Start of Data rows

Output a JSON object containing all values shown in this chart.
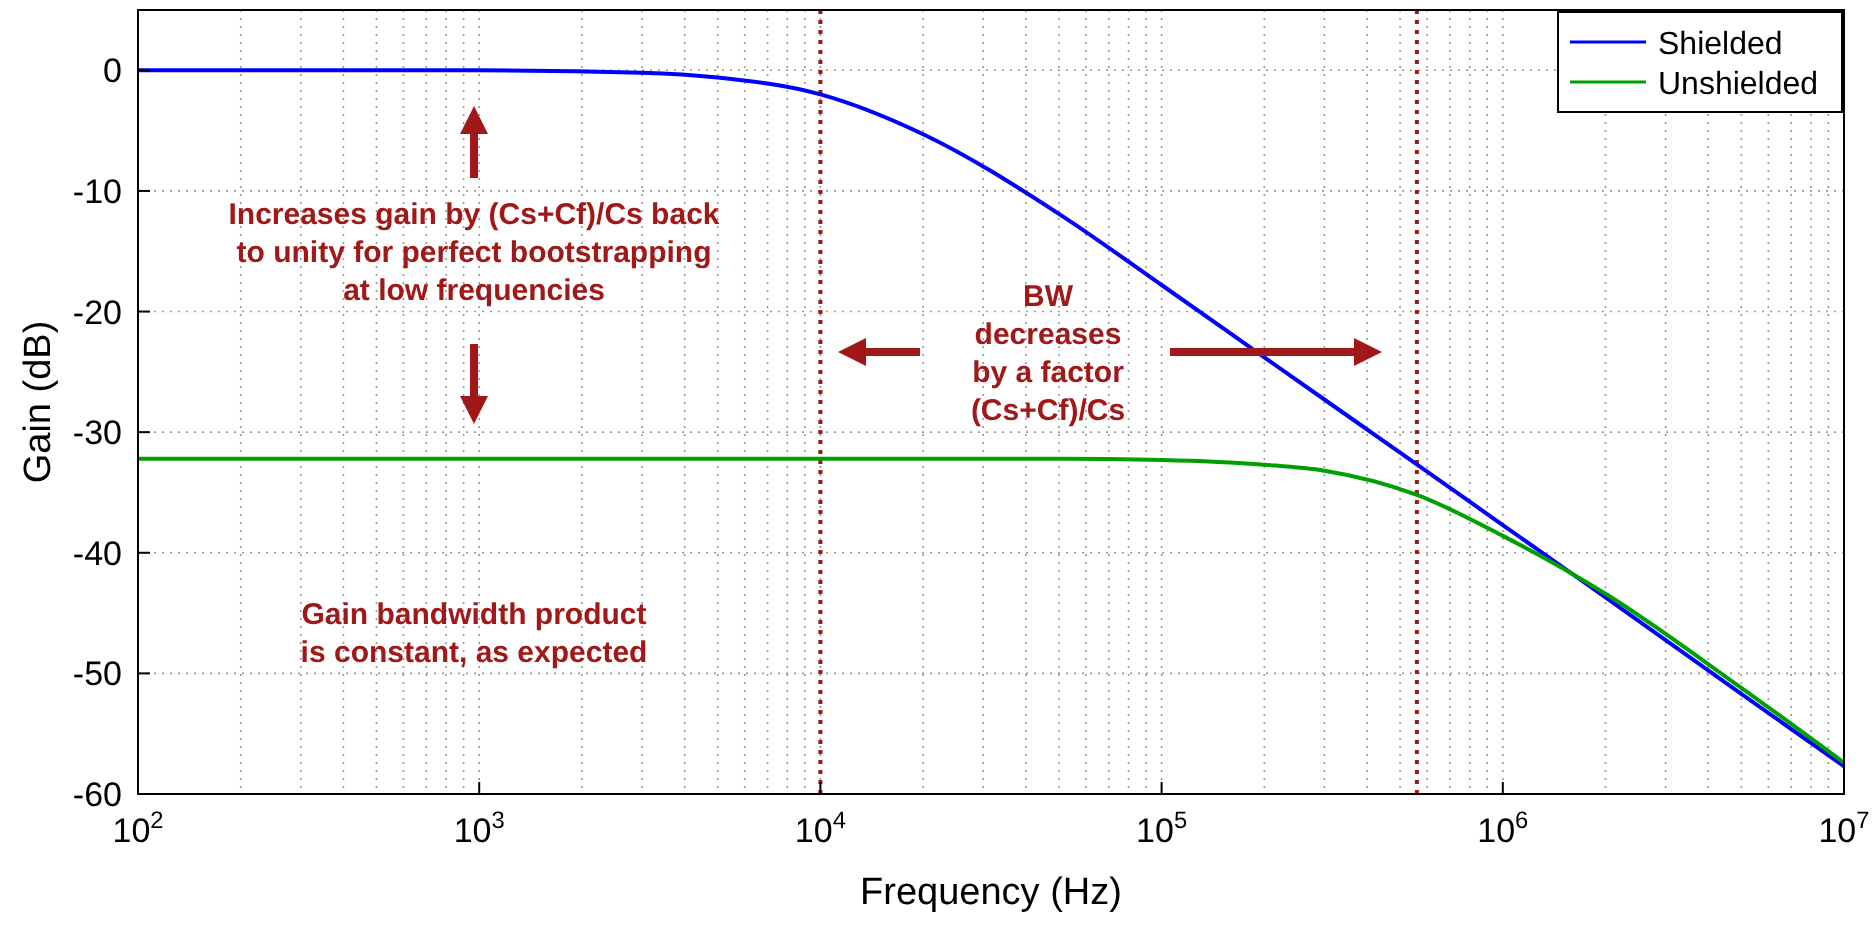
{
  "chart_data": {
    "type": "line",
    "xlabel": "Frequency (Hz)",
    "ylabel": "Gain (dB)",
    "log": "x",
    "grid": true,
    "legend": "top right",
    "marker": "none",
    "line_style": "solid",
    "xlim": [
      100,
      10000000
    ],
    "ylim": [
      -60,
      5
    ],
    "xticks": [
      {
        "value": 100,
        "label": "10$^{2}$"
      },
      {
        "value": 1000,
        "label": "10$^{3}$"
      },
      {
        "value": 10000,
        "label": "10$^{4}$"
      },
      {
        "value": 100000,
        "label": "10$^{5}$"
      },
      {
        "value": 1000000,
        "label": "10$^{6}$"
      },
      {
        "value": 10000000,
        "label": "10$^{7}$"
      }
    ],
    "yticks": [
      -60,
      -50,
      -40,
      -30,
      -20,
      -10,
      0
    ],
    "series": [
      {
        "name": "Shielded",
        "color": "#0000ff",
        "x": [
          100,
          1000,
          3000,
          5000,
          10000,
          20000,
          50000,
          100000,
          200000,
          500000,
          1000000,
          2000000,
          5000000,
          10000000
        ],
        "values": [
          0,
          0,
          -0.2,
          -0.6,
          -2,
          -5.3,
          -11.9,
          -17.8,
          -23.8,
          -31.7,
          -37.7,
          -43.7,
          -51.7,
          -57.7
        ]
      },
      {
        "name": "Unshielded",
        "color": "#00a000",
        "x": [
          100,
          10000,
          50000,
          100000,
          200000,
          300000,
          560000,
          1000000,
          2000000,
          5000000,
          10000000
        ],
        "values": [
          -32.2,
          -32.2,
          -32.2,
          -32.3,
          -32.7,
          -33.2,
          -35.2,
          -38.6,
          -43.4,
          -51.2,
          -57.4
        ]
      }
    ],
    "ref_lines": [
      {
        "axis": "x",
        "value": 10000,
        "color": "#a01818",
        "line_style": "dotted"
      },
      {
        "axis": "x",
        "value": 560000,
        "color": "#a01818",
        "line_style": "dotted"
      }
    ],
    "annotations": [
      "Increases gain by (Cs+Cf)/Cs back\nto unity for perfect bootstrapping\nat low frequencies",
      "BW\ndecreases\nby a factor\n(Cs+Cf)/Cs",
      "Gain bandwidth product\nis constant, as expected"
    ]
  }
}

End of Data rows

• _The problem_
Strip the images and reproduce the remaining records precisely.

• _Task response_
Output a JSON object containing all values shown in this chart.
{
  "chart_data": {
    "type": "line",
    "xlabel": "Frequency (Hz)",
    "ylabel": "Gain (dB)",
    "log": "x",
    "grid": true,
    "legend": "top right",
    "marker": "none",
    "line_style": "solid",
    "xlim": [
      100,
      10000000
    ],
    "ylim": [
      -60,
      5
    ],
    "xticks": [
      {
        "value": 100,
        "label": "10$^{2}$"
      },
      {
        "value": 1000,
        "label": "10$^{3}$"
      },
      {
        "value": 10000,
        "label": "10$^{4}$"
      },
      {
        "value": 100000,
        "label": "10$^{5}$"
      },
      {
        "value": 1000000,
        "label": "10$^{6}$"
      },
      {
        "value": 10000000,
        "label": "10$^{7}$"
      }
    ],
    "yticks": [
      -60,
      -50,
      -40,
      -30,
      -20,
      -10,
      0
    ],
    "series": [
      {
        "name": "Shielded",
        "color": "#0000ff",
        "x": [
          100,
          1000,
          3000,
          5000,
          10000,
          20000,
          50000,
          100000,
          200000,
          500000,
          1000000,
          2000000,
          5000000,
          10000000
        ],
        "values": [
          0,
          0,
          -0.2,
          -0.6,
          -2,
          -5.3,
          -11.9,
          -17.8,
          -23.8,
          -31.7,
          -37.7,
          -43.7,
          -51.7,
          -57.7
        ]
      },
      {
        "name": "Unshielded",
        "color": "#00a000",
        "x": [
          100,
          10000,
          50000,
          100000,
          200000,
          300000,
          560000,
          1000000,
          2000000,
          5000000,
          10000000
        ],
        "values": [
          -32.2,
          -32.2,
          -32.2,
          -32.3,
          -32.7,
          -33.2,
          -35.2,
          -38.6,
          -43.4,
          -51.2,
          -57.4
        ]
      }
    ],
    "ref_lines": [
      {
        "axis": "x",
        "value": 10000,
        "color": "#a01818",
        "line_style": "dotted"
      },
      {
        "axis": "x",
        "value": 560000,
        "color": "#a01818",
        "line_style": "dotted"
      }
    ],
    "annotations": [
      "Increases gain by (Cs+Cf)/Cs back\nto unity for perfect bootstrapping\nat low frequencies",
      "BW\ndecreases\nby a factor\n(Cs+Cf)/Cs",
      "Gain bandwidth product\nis constant, as expected"
    ]
  }
}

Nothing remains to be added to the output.